**EXERCISE BRIEF:** Go through the listing and return every line with "xlabel" in it.

--- DATA TO PROCESS ---

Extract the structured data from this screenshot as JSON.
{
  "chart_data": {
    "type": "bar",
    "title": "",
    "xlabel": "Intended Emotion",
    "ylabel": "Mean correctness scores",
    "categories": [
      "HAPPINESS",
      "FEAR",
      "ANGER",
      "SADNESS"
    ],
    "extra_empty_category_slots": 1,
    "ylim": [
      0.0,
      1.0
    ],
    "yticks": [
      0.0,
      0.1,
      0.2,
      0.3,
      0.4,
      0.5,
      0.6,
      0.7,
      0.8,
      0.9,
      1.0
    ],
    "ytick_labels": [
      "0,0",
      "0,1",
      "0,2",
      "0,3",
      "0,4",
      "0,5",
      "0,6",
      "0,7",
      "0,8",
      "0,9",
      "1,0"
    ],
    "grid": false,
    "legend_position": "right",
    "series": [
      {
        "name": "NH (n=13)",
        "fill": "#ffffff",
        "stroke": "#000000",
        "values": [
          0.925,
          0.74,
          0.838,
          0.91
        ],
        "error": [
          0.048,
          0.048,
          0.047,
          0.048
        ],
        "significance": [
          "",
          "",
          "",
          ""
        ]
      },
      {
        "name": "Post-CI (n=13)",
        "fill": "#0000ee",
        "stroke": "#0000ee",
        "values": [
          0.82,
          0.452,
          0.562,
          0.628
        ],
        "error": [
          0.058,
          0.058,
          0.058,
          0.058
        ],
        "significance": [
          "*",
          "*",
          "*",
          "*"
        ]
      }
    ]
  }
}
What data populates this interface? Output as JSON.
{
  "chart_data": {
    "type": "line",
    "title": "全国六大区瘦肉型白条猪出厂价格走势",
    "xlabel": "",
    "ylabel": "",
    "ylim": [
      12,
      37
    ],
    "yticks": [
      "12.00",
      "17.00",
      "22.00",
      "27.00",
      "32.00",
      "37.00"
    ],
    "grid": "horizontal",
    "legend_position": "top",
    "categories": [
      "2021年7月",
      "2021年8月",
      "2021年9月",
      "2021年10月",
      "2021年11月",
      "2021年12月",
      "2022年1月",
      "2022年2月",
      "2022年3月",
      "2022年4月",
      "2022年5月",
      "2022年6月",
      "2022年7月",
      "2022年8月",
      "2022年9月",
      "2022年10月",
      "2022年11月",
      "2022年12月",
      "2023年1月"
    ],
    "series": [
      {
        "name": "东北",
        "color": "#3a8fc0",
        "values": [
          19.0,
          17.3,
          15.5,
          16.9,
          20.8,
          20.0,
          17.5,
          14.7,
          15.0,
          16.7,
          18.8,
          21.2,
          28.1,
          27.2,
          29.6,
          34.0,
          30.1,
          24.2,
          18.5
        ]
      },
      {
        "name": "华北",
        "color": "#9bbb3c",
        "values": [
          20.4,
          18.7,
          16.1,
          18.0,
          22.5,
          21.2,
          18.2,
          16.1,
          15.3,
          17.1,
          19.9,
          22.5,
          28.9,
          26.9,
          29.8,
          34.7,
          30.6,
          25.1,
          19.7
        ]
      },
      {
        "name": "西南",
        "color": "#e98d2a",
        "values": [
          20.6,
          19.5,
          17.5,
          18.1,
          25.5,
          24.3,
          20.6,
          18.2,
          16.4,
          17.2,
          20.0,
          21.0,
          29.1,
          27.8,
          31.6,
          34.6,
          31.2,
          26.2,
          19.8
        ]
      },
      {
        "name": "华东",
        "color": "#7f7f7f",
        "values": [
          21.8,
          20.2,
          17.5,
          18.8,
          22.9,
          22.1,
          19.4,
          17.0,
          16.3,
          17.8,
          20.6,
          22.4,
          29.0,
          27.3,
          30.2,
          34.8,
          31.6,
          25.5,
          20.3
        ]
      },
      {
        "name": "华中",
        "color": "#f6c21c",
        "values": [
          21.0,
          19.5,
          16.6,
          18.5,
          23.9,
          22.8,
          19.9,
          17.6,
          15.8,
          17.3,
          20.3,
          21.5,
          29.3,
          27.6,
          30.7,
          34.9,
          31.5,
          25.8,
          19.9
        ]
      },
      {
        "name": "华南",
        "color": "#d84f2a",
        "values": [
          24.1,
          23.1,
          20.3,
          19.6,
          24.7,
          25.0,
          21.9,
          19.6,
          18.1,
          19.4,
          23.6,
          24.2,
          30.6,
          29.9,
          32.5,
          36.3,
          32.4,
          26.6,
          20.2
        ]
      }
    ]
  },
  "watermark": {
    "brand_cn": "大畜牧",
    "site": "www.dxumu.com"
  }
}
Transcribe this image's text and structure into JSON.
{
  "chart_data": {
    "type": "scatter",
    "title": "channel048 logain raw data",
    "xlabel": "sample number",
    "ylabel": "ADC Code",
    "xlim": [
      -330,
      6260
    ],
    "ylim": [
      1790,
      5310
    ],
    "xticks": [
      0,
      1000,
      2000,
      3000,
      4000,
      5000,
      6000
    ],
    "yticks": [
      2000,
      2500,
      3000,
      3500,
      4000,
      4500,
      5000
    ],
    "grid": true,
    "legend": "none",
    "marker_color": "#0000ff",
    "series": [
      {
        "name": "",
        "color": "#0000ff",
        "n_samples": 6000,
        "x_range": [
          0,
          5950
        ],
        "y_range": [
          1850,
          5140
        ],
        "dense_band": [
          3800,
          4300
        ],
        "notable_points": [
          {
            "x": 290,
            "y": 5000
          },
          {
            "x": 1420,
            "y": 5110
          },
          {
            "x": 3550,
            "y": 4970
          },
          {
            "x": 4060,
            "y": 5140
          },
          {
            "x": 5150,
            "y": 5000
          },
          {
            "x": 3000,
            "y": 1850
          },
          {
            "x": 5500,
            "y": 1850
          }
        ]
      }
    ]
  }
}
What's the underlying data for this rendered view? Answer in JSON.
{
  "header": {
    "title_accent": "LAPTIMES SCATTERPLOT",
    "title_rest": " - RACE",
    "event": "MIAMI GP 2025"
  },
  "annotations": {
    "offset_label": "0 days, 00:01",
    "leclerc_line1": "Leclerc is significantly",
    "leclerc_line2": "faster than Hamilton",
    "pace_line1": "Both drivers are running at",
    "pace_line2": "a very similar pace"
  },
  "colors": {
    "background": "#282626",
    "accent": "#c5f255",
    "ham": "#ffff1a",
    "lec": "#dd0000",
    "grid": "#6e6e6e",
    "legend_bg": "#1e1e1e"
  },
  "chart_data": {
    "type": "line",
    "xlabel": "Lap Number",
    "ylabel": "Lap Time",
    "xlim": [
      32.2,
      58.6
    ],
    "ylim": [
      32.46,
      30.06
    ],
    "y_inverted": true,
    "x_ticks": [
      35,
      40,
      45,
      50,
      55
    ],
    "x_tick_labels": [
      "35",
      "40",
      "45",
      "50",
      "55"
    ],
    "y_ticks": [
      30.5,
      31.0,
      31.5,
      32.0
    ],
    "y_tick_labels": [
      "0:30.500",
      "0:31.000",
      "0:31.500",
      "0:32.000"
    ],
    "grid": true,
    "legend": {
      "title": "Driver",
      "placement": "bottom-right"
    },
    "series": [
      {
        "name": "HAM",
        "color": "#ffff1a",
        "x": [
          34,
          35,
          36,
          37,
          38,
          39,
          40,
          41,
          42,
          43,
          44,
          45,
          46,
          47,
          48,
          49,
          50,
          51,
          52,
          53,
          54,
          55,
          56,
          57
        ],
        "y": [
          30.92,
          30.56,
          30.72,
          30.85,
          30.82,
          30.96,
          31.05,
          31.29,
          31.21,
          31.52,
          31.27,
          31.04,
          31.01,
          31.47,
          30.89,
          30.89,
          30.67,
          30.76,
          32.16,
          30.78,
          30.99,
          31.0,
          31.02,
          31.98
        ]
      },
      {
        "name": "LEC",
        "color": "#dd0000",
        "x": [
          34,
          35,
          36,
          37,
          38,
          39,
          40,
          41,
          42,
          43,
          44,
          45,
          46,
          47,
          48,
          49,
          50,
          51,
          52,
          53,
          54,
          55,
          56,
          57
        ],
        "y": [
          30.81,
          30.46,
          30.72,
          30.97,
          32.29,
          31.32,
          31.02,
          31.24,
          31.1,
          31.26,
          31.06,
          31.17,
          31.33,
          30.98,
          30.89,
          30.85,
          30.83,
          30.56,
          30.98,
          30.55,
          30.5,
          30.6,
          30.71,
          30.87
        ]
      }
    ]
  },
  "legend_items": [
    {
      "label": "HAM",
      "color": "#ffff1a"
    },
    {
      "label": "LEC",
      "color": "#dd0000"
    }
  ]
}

---

**SOLUTION TO THE EXERCISE:**
    "xlabel": "Intended Emotion",
    "xlabel": "",
    "xlabel": "sample number",
    "xlabel": "Lap Number",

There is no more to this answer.